Give the data below again, word for word.

# # # #

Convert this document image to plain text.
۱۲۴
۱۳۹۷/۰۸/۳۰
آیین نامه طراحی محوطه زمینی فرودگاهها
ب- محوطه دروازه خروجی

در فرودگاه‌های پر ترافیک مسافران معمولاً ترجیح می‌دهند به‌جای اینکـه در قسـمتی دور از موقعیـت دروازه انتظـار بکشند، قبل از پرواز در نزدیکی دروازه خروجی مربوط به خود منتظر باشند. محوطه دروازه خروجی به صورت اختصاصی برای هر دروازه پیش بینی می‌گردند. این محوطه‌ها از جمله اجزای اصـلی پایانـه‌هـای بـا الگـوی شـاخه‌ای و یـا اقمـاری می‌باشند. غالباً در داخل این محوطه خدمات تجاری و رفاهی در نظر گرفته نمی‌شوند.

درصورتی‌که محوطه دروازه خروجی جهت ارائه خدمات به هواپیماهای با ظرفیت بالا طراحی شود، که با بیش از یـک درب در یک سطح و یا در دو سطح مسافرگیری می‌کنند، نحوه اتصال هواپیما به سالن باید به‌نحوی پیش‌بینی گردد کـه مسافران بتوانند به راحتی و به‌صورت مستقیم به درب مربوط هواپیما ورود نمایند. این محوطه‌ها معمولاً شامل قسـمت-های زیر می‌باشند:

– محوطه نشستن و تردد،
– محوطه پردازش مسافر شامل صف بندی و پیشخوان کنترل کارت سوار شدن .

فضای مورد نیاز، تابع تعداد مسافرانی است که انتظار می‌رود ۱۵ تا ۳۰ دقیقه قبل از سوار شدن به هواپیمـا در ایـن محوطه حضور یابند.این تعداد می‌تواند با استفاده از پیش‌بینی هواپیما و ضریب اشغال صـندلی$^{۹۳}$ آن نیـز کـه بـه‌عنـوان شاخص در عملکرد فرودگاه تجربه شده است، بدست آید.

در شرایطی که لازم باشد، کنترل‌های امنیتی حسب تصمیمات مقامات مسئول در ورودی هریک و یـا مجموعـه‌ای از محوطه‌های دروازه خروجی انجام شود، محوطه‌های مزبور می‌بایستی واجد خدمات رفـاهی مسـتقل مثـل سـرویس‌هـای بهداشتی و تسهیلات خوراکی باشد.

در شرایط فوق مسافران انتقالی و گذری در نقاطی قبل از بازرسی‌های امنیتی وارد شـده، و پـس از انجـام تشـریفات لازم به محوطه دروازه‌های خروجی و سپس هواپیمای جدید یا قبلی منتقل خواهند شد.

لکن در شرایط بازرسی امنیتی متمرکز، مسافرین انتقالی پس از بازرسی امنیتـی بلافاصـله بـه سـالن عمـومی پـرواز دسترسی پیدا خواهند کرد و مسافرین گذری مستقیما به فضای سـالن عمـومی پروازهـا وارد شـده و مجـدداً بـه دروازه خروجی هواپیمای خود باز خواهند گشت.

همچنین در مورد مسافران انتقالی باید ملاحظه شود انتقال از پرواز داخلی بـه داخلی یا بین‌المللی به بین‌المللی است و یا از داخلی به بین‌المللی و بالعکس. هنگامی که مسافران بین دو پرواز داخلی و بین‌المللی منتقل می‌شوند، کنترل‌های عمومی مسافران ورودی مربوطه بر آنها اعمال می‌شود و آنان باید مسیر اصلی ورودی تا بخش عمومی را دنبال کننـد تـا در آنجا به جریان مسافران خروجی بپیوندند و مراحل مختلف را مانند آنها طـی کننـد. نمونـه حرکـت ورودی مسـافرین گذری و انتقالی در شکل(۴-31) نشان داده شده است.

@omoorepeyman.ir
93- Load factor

# # # #

■ REPLY
Convert this document image to plain text.
۱۲۴
۱۳۹۷/۰۸/۳۰
آیین نامه طراحی محوطه زمینی فرودگاهها
ب- محوطه دروازه خروجی

در فرودگاه‌های پر ترافیک مسافران معمولاً ترجیح می‌دهند به‌جای اینکـه در قسـمتی دور از موقعیـت دروازه انتظـار بکشند، قبل از پرواز در نزدیکی دروازه خروجی مربوط به خود منتظر باشند. محوطه دروازه خروجی به صورت اختصاصی برای هر دروازه پیش بینی می‌گردند. این محوطه‌ها از جمله اجزای اصـلی پایانـه‌هـای بـا الگـوی شـاخه‌ای و یـا اقمـاری می‌باشند. غالباً در داخل این محوطه خدمات تجاری و رفاهی در نظر گرفته نمی‌شوند.

درصورتی‌که محوطه دروازه خروجی جهت ارائه خدمات به هواپیماهای با ظرفیت بالا طراحی شود، که با بیش از یـک درب در یک سطح و یا در دو سطح مسافرگیری می‌کنند، نحوه اتصال هواپیما به سالن باید به‌نحوی پیش‌بینی گردد کـه مسافران بتوانند به راحتی و به‌صورت مستقیم به درب مربوط هواپیما ورود نمایند. این محوطه‌ها معمولاً شامل قسـمت-های زیر می‌باشند:

– محوطه نشستن و تردد،
– محوطه پردازش مسافر شامل صف بندی و پیشخوان کنترل کارت سوار شدن .

فضای مورد نیاز، تابع تعداد مسافرانی است که انتظار می‌رود ۱۵ تا ۳۰ دقیقه قبل از سوار شدن به هواپیمـا در ایـن محوطه حضور یابند.این تعداد می‌تواند با استفاده از پیش‌بینی هواپیما و ضریب اشغال صـندلی$^{۹۳}$ آن نیـز کـه بـه‌عنـوان شاخص در عملکرد فرودگاه تجربه شده است، بدست آید.

در شرایطی که لازم باشد، کنترل‌های امنیتی حسب تصمیمات مقامات مسئول در ورودی هریک و یـا مجموعـه‌ای از محوطه‌های دروازه خروجی انجام شود، محوطه‌های مزبور می‌بایستی واجد خدمات رفـاهی مسـتقل مثـل سـرویس‌هـای بهداشتی و تسهیلات خوراکی باشد.

در شرایط فوق مسافران انتقالی و گذری در نقاطی قبل از بازرسی‌های امنیتی وارد شـده، و پـس از انجـام تشـریفات لازم به محوطه دروازه‌های خروجی و سپس هواپیمای جدید یا قبلی منتقل خواهند شد.

لکن در شرایط بازرسی امنیتی متمرکز، مسافرین انتقالی پس از بازرسی امنیتـی بلافاصـله بـه سـالن عمـومی پـرواز دسترسی پیدا خواهند کرد و مسافرین گذری مستقیما به فضای سـالن عمـومی پروازهـا وارد شـده و مجـدداً بـه دروازه خروجی هواپیمای خود باز خواهند گشت.

همچنین در مورد مسافران انتقالی باید ملاحظه شود انتقال از پرواز داخلی بـه داخلی یا بین‌المللی به بین‌المللی است و یا از داخلی به بین‌المللی و بالعکس. هنگامی که مسافران بین دو پرواز داخلی و بین‌المللی منتقل می‌شوند، کنترل‌های عمومی مسافران ورودی مربوطه بر آنها اعمال می‌شود و آنان باید مسیر اصلی ورودی تا بخش عمومی را دنبال کننـد تـا در آنجا به جریان مسافران خروجی بپیوندند و مراحل مختلف را مانند آنها طـی کننـد. نمونـه حرکـت ورودی مسـافرین گذری و انتقالی در شکل(۴-31) نشان داده شده است.

@omoorepeyman.ir
93- Load factor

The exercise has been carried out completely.